— EXTRACT TO READ —
-- Opening Marker --

Giles: Stop that, you two. Riley: He started it... Xander: He called me a bad name! I think it was bad; it might have been Latin.

'Selfless'


Spike's Bitches 46: Don't I get a cookie?  

[NAFDA] Spike-centric discussion. Lusty, lewd (only occasionally crude), risqué (and frisqué), bawdy (Oh, lawdy!), flirty ('cuz we're purty), raunchy talk inside. Caveat lector.


Laga - Jun 03, 2011 8:05:41 am PDT #22544 of 30000
You should know I'm a big deal in the Resistance.

But did you guys not see Bradley Cooper en Francais? Ooh la la.


smonster - Jun 03, 2011 8:21:28 am PDT #22545 of 30000
We won’t stop until everyone is gay.

le pant! le sigh.

D00d. He's 36? There is an excellent chance he was studying in Aix when I was studying in Montpellier, not too far away. Funny.


Volans - Jun 03, 2011 8:33:17 am PDT #22546 of 30000
move out and draw fire

So I inadvertently went dark for a couple months due to changing jobs and stuff...but Hi! I missed you guys.

Barb, that is so way very cool!


DavidS - Jun 03, 2011 8:38:14 am PDT #22547 of 30000
"Look, son, if it's good enough for Shirley Bassey, it's good enough for you."

Hey Raq! I've been thinking about you lately so I'm glad to see you pop up. How's the new job? How's the fam?


WindSparrow - Jun 03, 2011 8:40:22 am PDT #22548 of 30000
Love is stronger than death and harder than sorrow. Those who practice it are fierce like the light of stars traveling eons to pierce the night.

-- Closing Marker --

(Collection entries)
-- Opening Marker --

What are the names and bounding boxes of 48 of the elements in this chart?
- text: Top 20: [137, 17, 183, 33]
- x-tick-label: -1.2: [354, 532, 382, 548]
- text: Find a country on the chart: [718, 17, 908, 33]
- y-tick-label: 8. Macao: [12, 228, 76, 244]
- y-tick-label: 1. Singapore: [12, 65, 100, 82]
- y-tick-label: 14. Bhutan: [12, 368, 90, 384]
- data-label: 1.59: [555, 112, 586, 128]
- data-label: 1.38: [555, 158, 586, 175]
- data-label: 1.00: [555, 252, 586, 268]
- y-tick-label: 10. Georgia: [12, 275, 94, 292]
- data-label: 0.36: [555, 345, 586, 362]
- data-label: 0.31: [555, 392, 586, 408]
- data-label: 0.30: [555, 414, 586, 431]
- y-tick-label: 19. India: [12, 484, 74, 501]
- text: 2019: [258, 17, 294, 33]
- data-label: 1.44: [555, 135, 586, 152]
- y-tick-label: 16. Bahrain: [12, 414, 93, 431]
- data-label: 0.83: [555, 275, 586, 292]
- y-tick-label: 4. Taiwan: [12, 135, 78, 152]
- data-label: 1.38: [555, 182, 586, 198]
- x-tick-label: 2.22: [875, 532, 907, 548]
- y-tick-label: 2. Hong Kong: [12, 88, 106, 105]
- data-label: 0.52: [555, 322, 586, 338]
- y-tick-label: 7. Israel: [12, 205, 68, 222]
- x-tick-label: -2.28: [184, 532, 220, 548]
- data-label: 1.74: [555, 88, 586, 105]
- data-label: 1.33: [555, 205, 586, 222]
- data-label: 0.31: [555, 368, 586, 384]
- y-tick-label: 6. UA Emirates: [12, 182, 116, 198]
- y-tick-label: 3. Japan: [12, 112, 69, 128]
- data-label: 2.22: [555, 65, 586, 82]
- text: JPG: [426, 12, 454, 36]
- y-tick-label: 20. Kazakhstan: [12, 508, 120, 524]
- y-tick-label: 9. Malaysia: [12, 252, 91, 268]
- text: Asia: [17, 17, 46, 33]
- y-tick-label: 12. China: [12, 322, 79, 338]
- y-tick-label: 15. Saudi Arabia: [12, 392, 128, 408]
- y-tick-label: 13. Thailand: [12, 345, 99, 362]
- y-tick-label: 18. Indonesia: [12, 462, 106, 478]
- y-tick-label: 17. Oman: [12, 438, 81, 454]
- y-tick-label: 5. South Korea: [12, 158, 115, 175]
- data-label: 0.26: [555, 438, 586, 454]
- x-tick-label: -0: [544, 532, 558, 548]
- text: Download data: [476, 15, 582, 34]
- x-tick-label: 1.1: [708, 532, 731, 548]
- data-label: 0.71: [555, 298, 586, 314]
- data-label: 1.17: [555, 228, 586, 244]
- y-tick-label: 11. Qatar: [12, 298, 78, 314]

-- Closing Marker --

— TASKS TO PERFORM —
[1] In the forum thread, rewrite the part starting with "D00d. He's 36?" and going on through "missed you guys.", changing "Montpellier" to "Marseille".
[2] According to the forum thread, why did Volans go dark for a couple of months?
[3] Continue the forum thread from the point where it stops.

— SOLVED TASKS —
[1]
D00d. He's 36? There is an excellent chance he was studying in Aix when I was studying in Marseille, not too far away. Funny.


Volans - Jun 03, 2011 8:33:17 am PDT #22546 of 30000
move out and draw fire

So I inadvertently went dark for a couple months due to changing jobs and stuff...but Hi! I missed you guys.

[2] Volans went dark because of changing jobs and other things.

[3]
The only Doberman I've had the pleasure of becoming acquainted with was a lovely, calm, relaxed lady who was missing a leg. She and her person were seated next to me, my mom, and my cat while we were in the waiting room of the local veterinary clinic. This was roughly three decades ago, give or take a couple years. She and Suzie-cat touched noses, and politely sniffed each other, and were totally at ease sitting next to one another. Since the clinic was only three blocks from home, we would put a collar and lead on her, carrying her as we walked. Since the vet was extremely popular (people would move to the suburbs, and drive the hour to stick with him rather than finding a more convenient; and all attempts at bringing in a partner failed because no one wanted to see the partner), a Saturday morning appointment meant at least an hour wait, so the animals had plenty of time to get to know each other.

TWO PM.


WindSparrow - Jun 03, 2011 8:41:08 am PDT #22549 of 30000
Love is stronger than death and harder than sorrow. Those who practice it are fierce like the light of stars traveling eons to pierce the night.

Oh, hey, Raq! Good to see you! How is the new job?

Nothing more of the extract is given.